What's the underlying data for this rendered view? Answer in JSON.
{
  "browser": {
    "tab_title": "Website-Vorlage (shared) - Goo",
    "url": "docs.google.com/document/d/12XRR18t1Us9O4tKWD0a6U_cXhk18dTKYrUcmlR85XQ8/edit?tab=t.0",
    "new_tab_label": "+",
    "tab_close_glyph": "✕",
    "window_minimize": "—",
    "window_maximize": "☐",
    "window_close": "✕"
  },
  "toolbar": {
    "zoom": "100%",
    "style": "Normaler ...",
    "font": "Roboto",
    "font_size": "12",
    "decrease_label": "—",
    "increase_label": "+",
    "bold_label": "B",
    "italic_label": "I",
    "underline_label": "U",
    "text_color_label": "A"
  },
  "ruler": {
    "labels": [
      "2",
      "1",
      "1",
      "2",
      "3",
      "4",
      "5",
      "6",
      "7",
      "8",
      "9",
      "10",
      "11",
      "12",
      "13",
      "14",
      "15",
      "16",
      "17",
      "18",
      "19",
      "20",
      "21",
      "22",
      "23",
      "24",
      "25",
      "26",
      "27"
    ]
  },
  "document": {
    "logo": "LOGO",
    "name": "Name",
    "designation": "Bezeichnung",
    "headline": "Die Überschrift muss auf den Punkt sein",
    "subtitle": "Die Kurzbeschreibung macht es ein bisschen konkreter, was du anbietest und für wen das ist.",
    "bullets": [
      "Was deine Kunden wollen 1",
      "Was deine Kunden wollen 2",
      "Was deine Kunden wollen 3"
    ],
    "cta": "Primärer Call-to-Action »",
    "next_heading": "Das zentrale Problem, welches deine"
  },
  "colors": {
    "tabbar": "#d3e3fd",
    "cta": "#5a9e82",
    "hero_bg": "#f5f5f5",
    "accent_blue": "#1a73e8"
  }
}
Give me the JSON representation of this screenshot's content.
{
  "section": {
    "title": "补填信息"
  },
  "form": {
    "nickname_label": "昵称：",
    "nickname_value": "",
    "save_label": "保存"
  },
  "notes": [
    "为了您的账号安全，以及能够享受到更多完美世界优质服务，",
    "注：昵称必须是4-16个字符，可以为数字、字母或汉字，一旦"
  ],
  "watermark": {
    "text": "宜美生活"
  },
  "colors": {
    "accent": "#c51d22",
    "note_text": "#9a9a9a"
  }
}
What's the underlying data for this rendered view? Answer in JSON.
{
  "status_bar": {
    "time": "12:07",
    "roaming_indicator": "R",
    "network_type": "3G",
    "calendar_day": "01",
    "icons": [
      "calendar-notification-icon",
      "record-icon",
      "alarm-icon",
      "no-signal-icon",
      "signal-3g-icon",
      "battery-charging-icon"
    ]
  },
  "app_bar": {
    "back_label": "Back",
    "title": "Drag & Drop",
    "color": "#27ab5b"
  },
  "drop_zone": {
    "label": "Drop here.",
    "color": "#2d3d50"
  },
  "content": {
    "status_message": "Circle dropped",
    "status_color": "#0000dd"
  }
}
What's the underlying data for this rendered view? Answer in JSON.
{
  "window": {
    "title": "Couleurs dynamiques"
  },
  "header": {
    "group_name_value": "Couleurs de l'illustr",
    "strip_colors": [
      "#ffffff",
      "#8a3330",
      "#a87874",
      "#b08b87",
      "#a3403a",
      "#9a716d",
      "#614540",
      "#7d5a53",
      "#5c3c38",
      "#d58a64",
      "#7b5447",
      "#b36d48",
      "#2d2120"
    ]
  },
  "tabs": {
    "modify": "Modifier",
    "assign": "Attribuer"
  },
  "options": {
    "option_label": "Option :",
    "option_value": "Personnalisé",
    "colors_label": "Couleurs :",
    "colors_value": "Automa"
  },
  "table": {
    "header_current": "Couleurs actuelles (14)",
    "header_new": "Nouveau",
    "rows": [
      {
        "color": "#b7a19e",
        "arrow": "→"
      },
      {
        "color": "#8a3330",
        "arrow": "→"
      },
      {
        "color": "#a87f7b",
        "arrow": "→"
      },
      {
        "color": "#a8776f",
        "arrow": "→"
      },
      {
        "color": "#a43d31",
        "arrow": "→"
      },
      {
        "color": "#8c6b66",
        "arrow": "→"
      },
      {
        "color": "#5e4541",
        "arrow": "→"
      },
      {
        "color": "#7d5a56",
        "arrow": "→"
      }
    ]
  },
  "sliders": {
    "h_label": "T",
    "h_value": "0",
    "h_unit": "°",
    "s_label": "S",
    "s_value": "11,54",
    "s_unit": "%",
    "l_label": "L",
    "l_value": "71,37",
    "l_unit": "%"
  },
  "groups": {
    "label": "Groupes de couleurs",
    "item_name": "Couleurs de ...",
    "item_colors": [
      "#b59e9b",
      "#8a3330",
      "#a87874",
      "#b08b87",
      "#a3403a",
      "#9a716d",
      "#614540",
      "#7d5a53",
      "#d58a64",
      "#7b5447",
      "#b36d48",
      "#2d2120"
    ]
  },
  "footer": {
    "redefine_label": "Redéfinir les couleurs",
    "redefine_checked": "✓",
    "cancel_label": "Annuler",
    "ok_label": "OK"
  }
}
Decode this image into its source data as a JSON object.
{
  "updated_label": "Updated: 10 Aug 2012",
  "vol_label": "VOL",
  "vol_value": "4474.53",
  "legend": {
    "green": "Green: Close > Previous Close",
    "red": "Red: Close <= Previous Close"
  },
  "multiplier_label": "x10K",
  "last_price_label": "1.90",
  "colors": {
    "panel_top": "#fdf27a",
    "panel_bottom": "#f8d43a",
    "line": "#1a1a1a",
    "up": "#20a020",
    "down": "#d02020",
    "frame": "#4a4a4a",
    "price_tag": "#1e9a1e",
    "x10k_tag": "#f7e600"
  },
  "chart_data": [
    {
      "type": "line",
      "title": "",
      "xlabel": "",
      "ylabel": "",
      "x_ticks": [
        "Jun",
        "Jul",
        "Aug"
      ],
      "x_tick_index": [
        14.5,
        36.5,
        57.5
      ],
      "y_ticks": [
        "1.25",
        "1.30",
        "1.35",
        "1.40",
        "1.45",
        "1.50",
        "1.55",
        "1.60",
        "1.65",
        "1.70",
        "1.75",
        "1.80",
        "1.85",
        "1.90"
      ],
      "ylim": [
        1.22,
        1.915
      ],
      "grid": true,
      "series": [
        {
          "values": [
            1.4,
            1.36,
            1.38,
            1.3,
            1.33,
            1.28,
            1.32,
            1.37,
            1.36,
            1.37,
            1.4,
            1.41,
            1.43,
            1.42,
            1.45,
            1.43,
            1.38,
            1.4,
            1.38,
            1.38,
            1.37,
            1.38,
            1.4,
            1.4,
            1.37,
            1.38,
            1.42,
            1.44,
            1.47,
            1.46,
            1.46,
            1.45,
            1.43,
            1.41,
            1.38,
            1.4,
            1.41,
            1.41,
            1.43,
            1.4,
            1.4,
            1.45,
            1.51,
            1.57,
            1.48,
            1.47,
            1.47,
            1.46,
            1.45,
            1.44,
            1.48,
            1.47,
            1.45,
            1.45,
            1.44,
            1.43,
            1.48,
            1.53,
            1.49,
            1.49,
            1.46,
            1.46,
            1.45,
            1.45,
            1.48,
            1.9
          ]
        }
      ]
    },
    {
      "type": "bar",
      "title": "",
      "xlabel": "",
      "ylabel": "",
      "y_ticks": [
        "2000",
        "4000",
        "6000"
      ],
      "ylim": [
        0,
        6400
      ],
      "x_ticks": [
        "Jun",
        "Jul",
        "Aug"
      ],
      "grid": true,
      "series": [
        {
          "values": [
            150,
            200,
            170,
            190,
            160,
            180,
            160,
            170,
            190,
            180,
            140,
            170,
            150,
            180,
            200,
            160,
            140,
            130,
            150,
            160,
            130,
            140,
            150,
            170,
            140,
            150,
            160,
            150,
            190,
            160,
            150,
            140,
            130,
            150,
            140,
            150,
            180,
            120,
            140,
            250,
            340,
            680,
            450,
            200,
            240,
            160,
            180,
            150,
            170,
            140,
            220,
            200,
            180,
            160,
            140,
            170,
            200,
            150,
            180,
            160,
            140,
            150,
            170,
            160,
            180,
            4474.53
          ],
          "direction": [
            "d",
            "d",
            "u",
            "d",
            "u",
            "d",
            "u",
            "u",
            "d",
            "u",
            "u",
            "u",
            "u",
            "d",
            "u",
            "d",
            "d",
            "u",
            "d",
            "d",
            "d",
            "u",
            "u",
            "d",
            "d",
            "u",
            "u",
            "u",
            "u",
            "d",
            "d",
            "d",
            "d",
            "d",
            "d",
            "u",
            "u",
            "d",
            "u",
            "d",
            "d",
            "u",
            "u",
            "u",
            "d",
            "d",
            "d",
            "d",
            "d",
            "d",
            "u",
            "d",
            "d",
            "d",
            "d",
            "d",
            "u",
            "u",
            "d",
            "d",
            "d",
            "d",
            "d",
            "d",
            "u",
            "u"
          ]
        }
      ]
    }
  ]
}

REQUIREMENT:
Copy every line above that includes the string "content".

TASK SOLUTION:
Give me the JSON representation of this screenshot's content.
  "content": {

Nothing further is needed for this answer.